[DATA ENTRIES start]

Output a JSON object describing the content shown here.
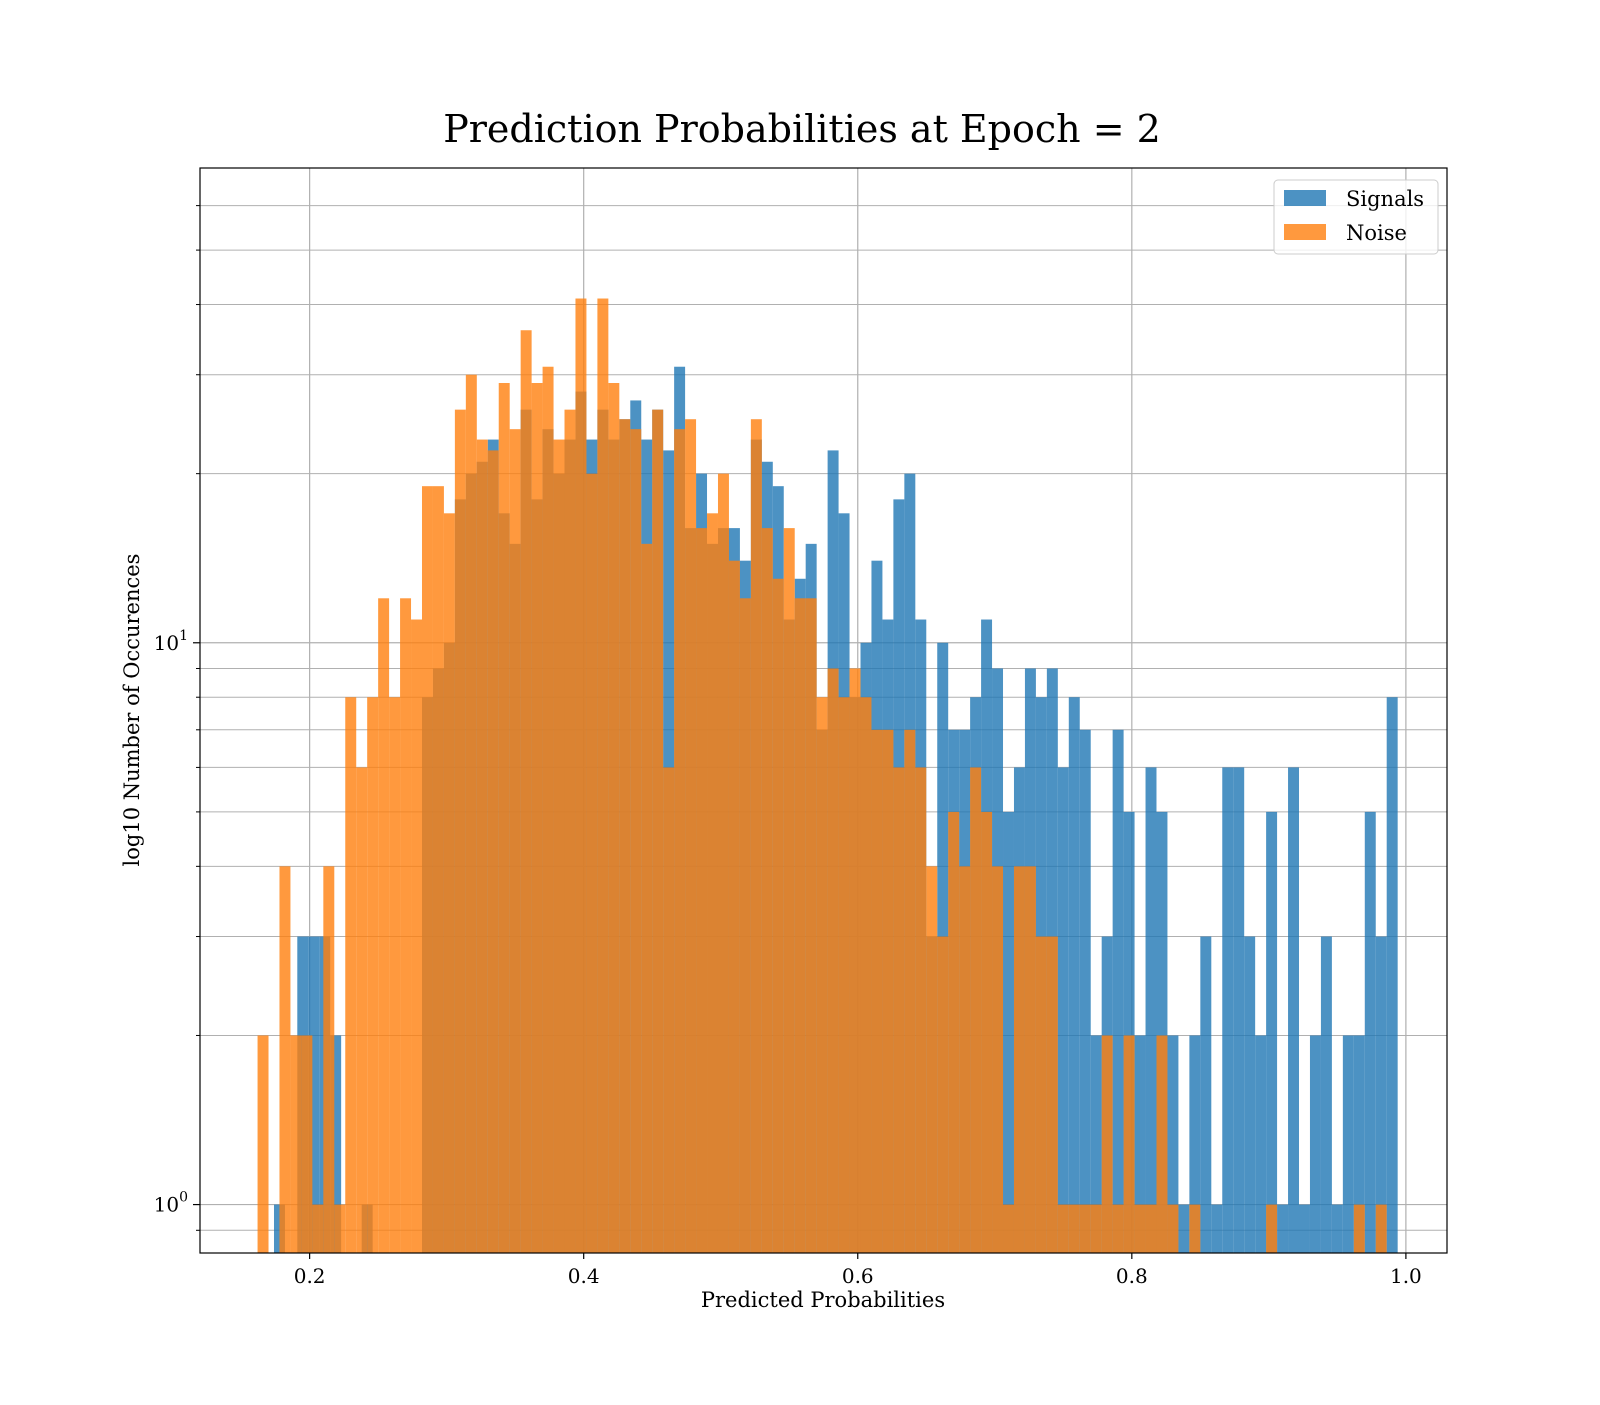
{
  "chart_data": {
    "type": "histogram",
    "title": "Prediction Probabilities at Epoch = 2",
    "xlabel": "Predicted Probabilities",
    "ylabel": "log10 Number of Occurences",
    "xlim": [
      0.12,
      1.03
    ],
    "ylim": [
      0.82,
      70
    ],
    "y_scale": "log",
    "grid": true,
    "legend_position": "top-right",
    "x_ticks": [
      "0.2",
      "0.4",
      "0.6",
      "0.8",
      "1.0"
    ],
    "y_ticks": [
      {
        "base": "10",
        "exp": "0",
        "value": 1
      },
      {
        "base": "10",
        "exp": "1",
        "value": 10
      }
    ],
    "series": [
      {
        "name": "Signals",
        "color": "#1f77b4",
        "opacity": 0.8,
        "bins": [
          [
            0.174,
            0.182,
            1
          ],
          [
            0.191,
            0.199,
            3
          ],
          [
            0.199,
            0.207,
            3
          ],
          [
            0.207,
            0.215,
            3
          ],
          [
            0.215,
            0.223,
            2
          ],
          [
            0.238,
            0.246,
            1
          ],
          [
            0.282,
            0.29,
            8
          ],
          [
            0.29,
            0.298,
            9
          ],
          [
            0.298,
            0.306,
            10
          ],
          [
            0.306,
            0.314,
            18
          ],
          [
            0.314,
            0.322,
            20
          ],
          [
            0.322,
            0.33,
            21
          ],
          [
            0.33,
            0.338,
            23
          ],
          [
            0.338,
            0.346,
            17
          ],
          [
            0.346,
            0.354,
            15
          ],
          [
            0.354,
            0.362,
            26
          ],
          [
            0.362,
            0.37,
            18
          ],
          [
            0.37,
            0.378,
            24
          ],
          [
            0.378,
            0.386,
            20
          ],
          [
            0.386,
            0.394,
            23
          ],
          [
            0.394,
            0.402,
            28
          ],
          [
            0.402,
            0.41,
            23
          ],
          [
            0.41,
            0.418,
            26
          ],
          [
            0.418,
            0.426,
            23
          ],
          [
            0.426,
            0.434,
            25
          ],
          [
            0.434,
            0.442,
            27
          ],
          [
            0.442,
            0.45,
            23
          ],
          [
            0.45,
            0.458,
            26
          ],
          [
            0.458,
            0.466,
            22
          ],
          [
            0.466,
            0.474,
            31
          ],
          [
            0.474,
            0.482,
            16
          ],
          [
            0.482,
            0.49,
            20
          ],
          [
            0.49,
            0.498,
            15
          ],
          [
            0.498,
            0.506,
            16
          ],
          [
            0.506,
            0.514,
            16
          ],
          [
            0.514,
            0.522,
            14
          ],
          [
            0.522,
            0.53,
            23
          ],
          [
            0.53,
            0.538,
            21
          ],
          [
            0.538,
            0.546,
            19
          ],
          [
            0.546,
            0.554,
            11
          ],
          [
            0.554,
            0.562,
            13
          ],
          [
            0.562,
            0.57,
            15
          ],
          [
            0.57,
            0.578,
            7
          ],
          [
            0.578,
            0.586,
            22
          ],
          [
            0.586,
            0.594,
            17
          ],
          [
            0.594,
            0.602,
            8
          ],
          [
            0.602,
            0.61,
            10
          ],
          [
            0.61,
            0.618,
            14
          ],
          [
            0.618,
            0.626,
            11
          ],
          [
            0.626,
            0.634,
            18
          ],
          [
            0.634,
            0.642,
            20
          ],
          [
            0.642,
            0.65,
            11
          ],
          [
            0.65,
            0.658,
            3
          ],
          [
            0.658,
            0.666,
            10
          ],
          [
            0.666,
            0.674,
            7
          ],
          [
            0.674,
            0.682,
            7
          ],
          [
            0.682,
            0.69,
            8
          ],
          [
            0.69,
            0.698,
            11
          ],
          [
            0.698,
            0.706,
            9
          ],
          [
            0.706,
            0.714,
            5
          ],
          [
            0.714,
            0.722,
            6
          ],
          [
            0.722,
            0.73,
            9
          ],
          [
            0.73,
            0.738,
            8
          ],
          [
            0.738,
            0.746,
            9
          ],
          [
            0.746,
            0.754,
            6
          ],
          [
            0.754,
            0.762,
            8
          ],
          [
            0.762,
            0.77,
            7
          ],
          [
            0.77,
            0.778,
            2
          ],
          [
            0.778,
            0.786,
            3
          ],
          [
            0.786,
            0.794,
            7
          ],
          [
            0.794,
            0.802,
            5
          ],
          [
            0.802,
            0.81,
            2
          ],
          [
            0.81,
            0.818,
            6
          ],
          [
            0.818,
            0.826,
            5
          ],
          [
            0.826,
            0.834,
            2
          ],
          [
            0.834,
            0.842,
            1
          ],
          [
            0.842,
            0.85,
            2
          ],
          [
            0.85,
            0.858,
            3
          ],
          [
            0.858,
            0.866,
            1
          ],
          [
            0.866,
            0.874,
            6
          ],
          [
            0.874,
            0.882,
            6
          ],
          [
            0.882,
            0.89,
            3
          ],
          [
            0.89,
            0.898,
            2
          ],
          [
            0.898,
            0.906,
            5
          ],
          [
            0.906,
            0.914,
            1
          ],
          [
            0.914,
            0.922,
            6
          ],
          [
            0.922,
            0.93,
            1
          ],
          [
            0.93,
            0.938,
            2
          ],
          [
            0.938,
            0.946,
            3
          ],
          [
            0.946,
            0.954,
            1
          ],
          [
            0.954,
            0.962,
            2
          ],
          [
            0.962,
            0.97,
            2
          ],
          [
            0.97,
            0.978,
            5
          ],
          [
            0.978,
            0.986,
            3
          ],
          [
            0.986,
            0.994,
            8
          ]
        ]
      },
      {
        "name": "Noise",
        "color": "#ff7f0e",
        "opacity": 0.8,
        "bins": [
          [
            0.162,
            0.17,
            2
          ],
          [
            0.178,
            0.186,
            4
          ],
          [
            0.186,
            0.194,
            2
          ],
          [
            0.194,
            0.202,
            2
          ],
          [
            0.202,
            0.21,
            1
          ],
          [
            0.21,
            0.218,
            4
          ],
          [
            0.218,
            0.226,
            1
          ],
          [
            0.226,
            0.234,
            8
          ],
          [
            0.234,
            0.242,
            6
          ],
          [
            0.242,
            0.25,
            8
          ],
          [
            0.25,
            0.258,
            12
          ],
          [
            0.258,
            0.266,
            8
          ],
          [
            0.266,
            0.274,
            12
          ],
          [
            0.274,
            0.282,
            11
          ],
          [
            0.282,
            0.29,
            19
          ],
          [
            0.29,
            0.298,
            19
          ],
          [
            0.298,
            0.306,
            17
          ],
          [
            0.306,
            0.314,
            26
          ],
          [
            0.314,
            0.322,
            30
          ],
          [
            0.322,
            0.33,
            23
          ],
          [
            0.33,
            0.338,
            22
          ],
          [
            0.338,
            0.346,
            29
          ],
          [
            0.346,
            0.354,
            24
          ],
          [
            0.354,
            0.362,
            36
          ],
          [
            0.362,
            0.37,
            29
          ],
          [
            0.37,
            0.378,
            31
          ],
          [
            0.378,
            0.386,
            23
          ],
          [
            0.386,
            0.394,
            26
          ],
          [
            0.394,
            0.402,
            41
          ],
          [
            0.402,
            0.41,
            20
          ],
          [
            0.41,
            0.418,
            41
          ],
          [
            0.418,
            0.426,
            29
          ],
          [
            0.426,
            0.434,
            25
          ],
          [
            0.434,
            0.442,
            24
          ],
          [
            0.442,
            0.45,
            15
          ],
          [
            0.45,
            0.458,
            26
          ],
          [
            0.458,
            0.466,
            6
          ],
          [
            0.466,
            0.474,
            24
          ],
          [
            0.474,
            0.482,
            25
          ],
          [
            0.482,
            0.49,
            16
          ],
          [
            0.49,
            0.498,
            17
          ],
          [
            0.498,
            0.506,
            20
          ],
          [
            0.506,
            0.514,
            14
          ],
          [
            0.514,
            0.522,
            12
          ],
          [
            0.522,
            0.53,
            25
          ],
          [
            0.53,
            0.538,
            16
          ],
          [
            0.538,
            0.546,
            13
          ],
          [
            0.546,
            0.554,
            16
          ],
          [
            0.554,
            0.562,
            12
          ],
          [
            0.562,
            0.57,
            12
          ],
          [
            0.57,
            0.578,
            8
          ],
          [
            0.578,
            0.586,
            9
          ],
          [
            0.586,
            0.594,
            8
          ],
          [
            0.594,
            0.602,
            9
          ],
          [
            0.602,
            0.61,
            8
          ],
          [
            0.61,
            0.618,
            7
          ],
          [
            0.618,
            0.626,
            7
          ],
          [
            0.626,
            0.634,
            6
          ],
          [
            0.634,
            0.642,
            7
          ],
          [
            0.642,
            0.65,
            6
          ],
          [
            0.65,
            0.658,
            4
          ],
          [
            0.658,
            0.666,
            3
          ],
          [
            0.666,
            0.674,
            5
          ],
          [
            0.674,
            0.682,
            4
          ],
          [
            0.682,
            0.69,
            6
          ],
          [
            0.69,
            0.698,
            5
          ],
          [
            0.698,
            0.706,
            4
          ],
          [
            0.706,
            0.714,
            1
          ],
          [
            0.714,
            0.722,
            4
          ],
          [
            0.722,
            0.73,
            4
          ],
          [
            0.73,
            0.738,
            3
          ],
          [
            0.738,
            0.746,
            3
          ],
          [
            0.746,
            0.754,
            1
          ],
          [
            0.754,
            0.762,
            1
          ],
          [
            0.762,
            0.77,
            1
          ],
          [
            0.77,
            0.778,
            1
          ],
          [
            0.778,
            0.786,
            2
          ],
          [
            0.786,
            0.794,
            1
          ],
          [
            0.794,
            0.802,
            2
          ],
          [
            0.802,
            0.81,
            1
          ],
          [
            0.81,
            0.818,
            1
          ],
          [
            0.818,
            0.826,
            2
          ],
          [
            0.826,
            0.834,
            1
          ],
          [
            0.842,
            0.85,
            1
          ],
          [
            0.898,
            0.906,
            1
          ],
          [
            0.962,
            0.97,
            1
          ],
          [
            0.978,
            0.986,
            1
          ]
        ]
      }
    ]
  }
}
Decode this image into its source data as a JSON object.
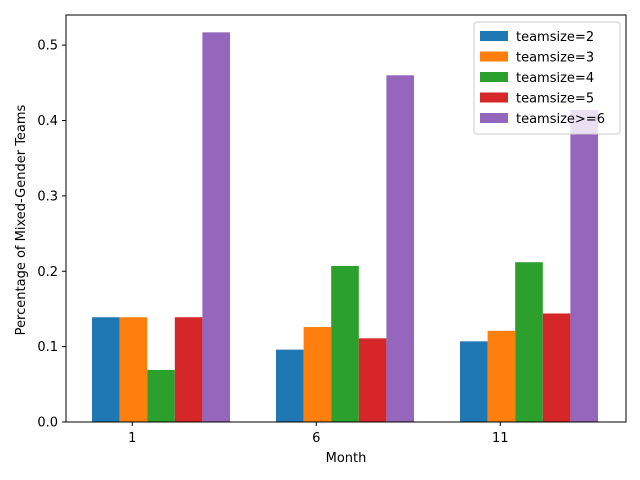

[DATA ENTRIES end]

→ **PROBLEM REQUIREMENTS**
Using the listing above, return all lines where the word "object" occurs.

→ **RESULT OF THE EXERCISE**
Output a JSON object describing the content shown here.
Decode this image into its source data as a JSON object.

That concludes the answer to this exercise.